## Given information
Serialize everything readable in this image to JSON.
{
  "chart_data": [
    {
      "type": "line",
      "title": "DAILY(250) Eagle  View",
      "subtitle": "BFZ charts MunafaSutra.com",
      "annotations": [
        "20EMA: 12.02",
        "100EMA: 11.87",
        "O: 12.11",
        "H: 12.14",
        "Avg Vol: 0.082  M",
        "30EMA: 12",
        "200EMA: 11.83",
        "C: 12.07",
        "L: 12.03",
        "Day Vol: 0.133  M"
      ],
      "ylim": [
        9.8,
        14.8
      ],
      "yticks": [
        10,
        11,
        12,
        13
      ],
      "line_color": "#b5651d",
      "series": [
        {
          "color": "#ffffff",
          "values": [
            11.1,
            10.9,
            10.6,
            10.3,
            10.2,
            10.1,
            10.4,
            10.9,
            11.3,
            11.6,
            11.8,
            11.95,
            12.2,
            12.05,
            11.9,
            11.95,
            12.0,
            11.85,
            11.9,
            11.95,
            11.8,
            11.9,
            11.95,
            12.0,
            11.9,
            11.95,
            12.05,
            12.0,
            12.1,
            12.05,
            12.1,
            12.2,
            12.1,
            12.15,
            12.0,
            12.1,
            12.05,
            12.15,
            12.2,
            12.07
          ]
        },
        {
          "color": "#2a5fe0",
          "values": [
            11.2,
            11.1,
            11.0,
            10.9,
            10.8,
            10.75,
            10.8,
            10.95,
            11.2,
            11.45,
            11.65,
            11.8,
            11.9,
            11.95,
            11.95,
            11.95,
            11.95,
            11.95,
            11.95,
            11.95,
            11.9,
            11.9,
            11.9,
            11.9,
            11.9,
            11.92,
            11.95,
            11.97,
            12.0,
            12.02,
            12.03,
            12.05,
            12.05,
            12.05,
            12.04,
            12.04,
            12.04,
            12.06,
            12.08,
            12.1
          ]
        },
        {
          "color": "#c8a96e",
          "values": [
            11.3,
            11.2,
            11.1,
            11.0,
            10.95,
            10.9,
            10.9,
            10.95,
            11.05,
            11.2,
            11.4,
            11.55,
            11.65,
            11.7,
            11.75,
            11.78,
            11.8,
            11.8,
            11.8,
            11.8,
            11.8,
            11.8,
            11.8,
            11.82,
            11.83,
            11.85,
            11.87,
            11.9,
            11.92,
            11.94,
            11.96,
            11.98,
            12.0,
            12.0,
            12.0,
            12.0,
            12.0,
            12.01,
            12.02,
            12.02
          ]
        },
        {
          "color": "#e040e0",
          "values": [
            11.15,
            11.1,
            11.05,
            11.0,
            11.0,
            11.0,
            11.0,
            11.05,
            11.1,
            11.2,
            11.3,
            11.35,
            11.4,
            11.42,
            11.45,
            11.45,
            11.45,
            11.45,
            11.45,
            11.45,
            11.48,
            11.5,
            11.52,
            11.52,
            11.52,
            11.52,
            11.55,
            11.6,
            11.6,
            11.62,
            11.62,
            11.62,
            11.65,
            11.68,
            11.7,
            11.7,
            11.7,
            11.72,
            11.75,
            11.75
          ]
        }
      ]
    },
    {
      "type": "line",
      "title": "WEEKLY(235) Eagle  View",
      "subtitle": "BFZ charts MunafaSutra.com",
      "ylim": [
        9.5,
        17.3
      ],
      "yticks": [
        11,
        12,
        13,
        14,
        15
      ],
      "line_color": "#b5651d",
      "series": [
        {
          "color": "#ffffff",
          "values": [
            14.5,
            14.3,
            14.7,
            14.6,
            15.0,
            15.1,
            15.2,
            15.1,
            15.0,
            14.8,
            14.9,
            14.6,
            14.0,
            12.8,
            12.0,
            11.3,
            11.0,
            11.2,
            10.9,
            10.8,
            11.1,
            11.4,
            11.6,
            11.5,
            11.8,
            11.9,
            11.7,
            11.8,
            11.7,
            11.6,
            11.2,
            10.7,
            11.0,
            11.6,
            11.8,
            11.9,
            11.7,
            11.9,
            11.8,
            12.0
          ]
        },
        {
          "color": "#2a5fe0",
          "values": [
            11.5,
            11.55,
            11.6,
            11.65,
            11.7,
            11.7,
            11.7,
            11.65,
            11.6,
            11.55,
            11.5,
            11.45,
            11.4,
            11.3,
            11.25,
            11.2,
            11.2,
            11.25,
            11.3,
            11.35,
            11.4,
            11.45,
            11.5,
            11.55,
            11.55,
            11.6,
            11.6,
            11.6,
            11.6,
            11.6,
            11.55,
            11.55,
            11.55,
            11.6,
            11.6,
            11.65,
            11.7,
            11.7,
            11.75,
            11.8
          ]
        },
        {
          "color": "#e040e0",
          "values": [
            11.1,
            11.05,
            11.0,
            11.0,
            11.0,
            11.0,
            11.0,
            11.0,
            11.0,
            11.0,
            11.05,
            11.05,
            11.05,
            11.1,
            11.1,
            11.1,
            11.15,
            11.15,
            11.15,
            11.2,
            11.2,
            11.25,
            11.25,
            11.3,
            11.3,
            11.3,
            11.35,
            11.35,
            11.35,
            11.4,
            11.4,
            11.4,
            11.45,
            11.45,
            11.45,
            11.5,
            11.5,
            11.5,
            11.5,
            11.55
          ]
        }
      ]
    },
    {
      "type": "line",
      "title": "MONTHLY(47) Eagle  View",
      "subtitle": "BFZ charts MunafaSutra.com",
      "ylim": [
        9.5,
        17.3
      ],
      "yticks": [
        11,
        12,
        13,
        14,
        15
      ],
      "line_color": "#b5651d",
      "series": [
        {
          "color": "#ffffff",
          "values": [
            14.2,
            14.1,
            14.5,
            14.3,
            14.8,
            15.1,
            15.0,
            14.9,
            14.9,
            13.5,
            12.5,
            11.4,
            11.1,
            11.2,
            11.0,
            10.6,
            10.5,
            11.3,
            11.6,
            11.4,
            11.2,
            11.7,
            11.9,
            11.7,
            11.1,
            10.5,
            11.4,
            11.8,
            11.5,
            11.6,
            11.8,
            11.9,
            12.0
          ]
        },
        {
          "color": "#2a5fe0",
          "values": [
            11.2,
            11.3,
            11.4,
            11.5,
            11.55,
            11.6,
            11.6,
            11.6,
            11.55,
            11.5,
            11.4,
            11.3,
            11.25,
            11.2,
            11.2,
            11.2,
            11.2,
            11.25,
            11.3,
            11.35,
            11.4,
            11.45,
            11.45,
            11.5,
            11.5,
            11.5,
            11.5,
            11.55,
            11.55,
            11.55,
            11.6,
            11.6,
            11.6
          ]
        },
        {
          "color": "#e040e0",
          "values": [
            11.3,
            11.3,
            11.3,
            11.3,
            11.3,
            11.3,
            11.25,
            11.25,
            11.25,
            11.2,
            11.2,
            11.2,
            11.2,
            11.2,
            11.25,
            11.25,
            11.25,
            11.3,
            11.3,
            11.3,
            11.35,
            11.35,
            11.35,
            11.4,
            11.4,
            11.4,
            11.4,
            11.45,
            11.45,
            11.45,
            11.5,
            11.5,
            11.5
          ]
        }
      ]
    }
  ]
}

## Written instruction
Output the data above exactly, please, line for line.

## Task result
Serialize everything readable in this image to JSON.
{
  "chart_data": [
    {
      "type": "line",
      "title": "DAILY(250) Eagle  View",
      "subtitle": "BFZ charts MunafaSutra.com",
      "annotations": [
        "20EMA: 12.02",
        "100EMA: 11.87",
        "O: 12.11",
        "H: 12.14",
        "Avg Vol: 0.082  M",
        "30EMA: 12",
        "200EMA: 11.83",
        "C: 12.07",
        "L: 12.03",
        "Day Vol: 0.133  M"
      ],
      "ylim": [
        9.8,
        14.8
      ],
      "yticks": [
        10,
        11,
        12,
        13
      ],
      "line_color": "#b5651d",
      "series": [
        {
          "color": "#ffffff",
          "values": [
            11.1,
            10.9,
            10.6,
            10.3,
            10.2,
            10.1,
            10.4,
            10.9,
            11.3,
            11.6,
            11.8,
            11.95,
            12.2,
            12.05,
            11.9,
            11.95,
            12.0,
            11.85,
            11.9,
            11.95,
            11.8,
            11.9,
            11.95,
            12.0,
            11.9,
            11.95,
            12.05,
            12.0,
            12.1,
            12.05,
            12.1,
            12.2,
            12.1,
            12.15,
            12.0,
            12.1,
            12.05,
            12.15,
            12.2,
            12.07
          ]
        },
        {
          "color": "#2a5fe0",
          "values": [
            11.2,
            11.1,
            11.0,
            10.9,
            10.8,
            10.75,
            10.8,
            10.95,
            11.2,
            11.45,
            11.65,
            11.8,
            11.9,
            11.95,
            11.95,
            11.95,
            11.95,
            11.95,
            11.95,
            11.95,
            11.9,
            11.9,
            11.9,
            11.9,
            11.9,
            11.92,
            11.95,
            11.97,
            12.0,
            12.02,
            12.03,
            12.05,
            12.05,
            12.05,
            12.04,
            12.04,
            12.04,
            12.06,
            12.08,
            12.1
          ]
        },
        {
          "color": "#c8a96e",
          "values": [
            11.3,
            11.2,
            11.1,
            11.0,
            10.95,
            10.9,
            10.9,
            10.95,
            11.05,
            11.2,
            11.4,
            11.55,
            11.65,
            11.7,
            11.75,
            11.78,
            11.8,
            11.8,
            11.8,
            11.8,
            11.8,
            11.8,
            11.8,
            11.82,
            11.83,
            11.85,
            11.87,
            11.9,
            11.92,
            11.94,
            11.96,
            11.98,
            12.0,
            12.0,
            12.0,
            12.0,
            12.0,
            12.01,
            12.02,
            12.02
          ]
        },
        {
          "color": "#e040e0",
          "values": [
            11.15,
            11.1,
            11.05,
            11.0,
            11.0,
            11.0,
            11.0,
            11.05,
            11.1,
            11.2,
            11.3,
            11.35,
            11.4,
            11.42,
            11.45,
            11.45,
            11.45,
            11.45,
            11.45,
            11.45,
            11.48,
            11.5,
            11.52,
            11.52,
            11.52,
            11.52,
            11.55,
            11.6,
            11.6,
            11.62,
            11.62,
            11.62,
            11.65,
            11.68,
            11.7,
            11.7,
            11.7,
            11.72,
            11.75,
            11.75
          ]
        }
      ]
    },
    {
      "type": "line",
      "title": "WEEKLY(235) Eagle  View",
      "subtitle": "BFZ charts MunafaSutra.com",
      "ylim": [
        9.5,
        17.3
      ],
      "yticks": [
        11,
        12,
        13,
        14,
        15
      ],
      "line_color": "#b5651d",
      "series": [
        {
          "color": "#ffffff",
          "values": [
            14.5,
            14.3,
            14.7,
            14.6,
            15.0,
            15.1,
            15.2,
            15.1,
            15.0,
            14.8,
            14.9,
            14.6,
            14.0,
            12.8,
            12.0,
            11.3,
            11.0,
            11.2,
            10.9,
            10.8,
            11.1,
            11.4,
            11.6,
            11.5,
            11.8,
            11.9,
            11.7,
            11.8,
            11.7,
            11.6,
            11.2,
            10.7,
            11.0,
            11.6,
            11.8,
            11.9,
            11.7,
            11.9,
            11.8,
            12.0
          ]
        },
        {
          "color": "#2a5fe0",
          "values": [
            11.5,
            11.55,
            11.6,
            11.65,
            11.7,
            11.7,
            11.7,
            11.65,
            11.6,
            11.55,
            11.5,
            11.45,
            11.4,
            11.3,
            11.25,
            11.2,
            11.2,
            11.25,
            11.3,
            11.35,
            11.4,
            11.45,
            11.5,
            11.55,
            11.55,
            11.6,
            11.6,
            11.6,
            11.6,
            11.6,
            11.55,
            11.55,
            11.55,
            11.6,
            11.6,
            11.65,
            11.7,
            11.7,
            11.75,
            11.8
          ]
        },
        {
          "color": "#e040e0",
          "values": [
            11.1,
            11.05,
            11.0,
            11.0,
            11.0,
            11.0,
            11.0,
            11.0,
            11.0,
            11.0,
            11.05,
            11.05,
            11.05,
            11.1,
            11.1,
            11.1,
            11.15,
            11.15,
            11.15,
            11.2,
            11.2,
            11.25,
            11.25,
            11.3,
            11.3,
            11.3,
            11.35,
            11.35,
            11.35,
            11.4,
            11.4,
            11.4,
            11.45,
            11.45,
            11.45,
            11.5,
            11.5,
            11.5,
            11.5,
            11.55
          ]
        }
      ]
    },
    {
      "type": "line",
      "title": "MONTHLY(47) Eagle  View",
      "subtitle": "BFZ charts MunafaSutra.com",
      "ylim": [
        9.5,
        17.3
      ],
      "yticks": [
        11,
        12,
        13,
        14,
        15
      ],
      "line_color": "#b5651d",
      "series": [
        {
          "color": "#ffffff",
          "values": [
            14.2,
            14.1,
            14.5,
            14.3,
            14.8,
            15.1,
            15.0,
            14.9,
            14.9,
            13.5,
            12.5,
            11.4,
            11.1,
            11.2,
            11.0,
            10.6,
            10.5,
            11.3,
            11.6,
            11.4,
            11.2,
            11.7,
            11.9,
            11.7,
            11.1,
            10.5,
            11.4,
            11.8,
            11.5,
            11.6,
            11.8,
            11.9,
            12.0
          ]
        },
        {
          "color": "#2a5fe0",
          "values": [
            11.2,
            11.3,
            11.4,
            11.5,
            11.55,
            11.6,
            11.6,
            11.6,
            11.55,
            11.5,
            11.4,
            11.3,
            11.25,
            11.2,
            11.2,
            11.2,
            11.2,
            11.25,
            11.3,
            11.35,
            11.4,
            11.45,
            11.45,
            11.5,
            11.5,
            11.5,
            11.5,
            11.55,
            11.55,
            11.55,
            11.6,
            11.6,
            11.6
          ]
        },
        {
          "color": "#e040e0",
          "values": [
            11.3,
            11.3,
            11.3,
            11.3,
            11.3,
            11.3,
            11.25,
            11.25,
            11.25,
            11.2,
            11.2,
            11.2,
            11.2,
            11.2,
            11.25,
            11.25,
            11.25,
            11.3,
            11.3,
            11.3,
            11.35,
            11.35,
            11.35,
            11.4,
            11.4,
            11.4,
            11.4,
            11.45,
            11.45,
            11.45,
            11.5,
            11.5,
            11.5
          ]
        }
      ]
    }
  ]
}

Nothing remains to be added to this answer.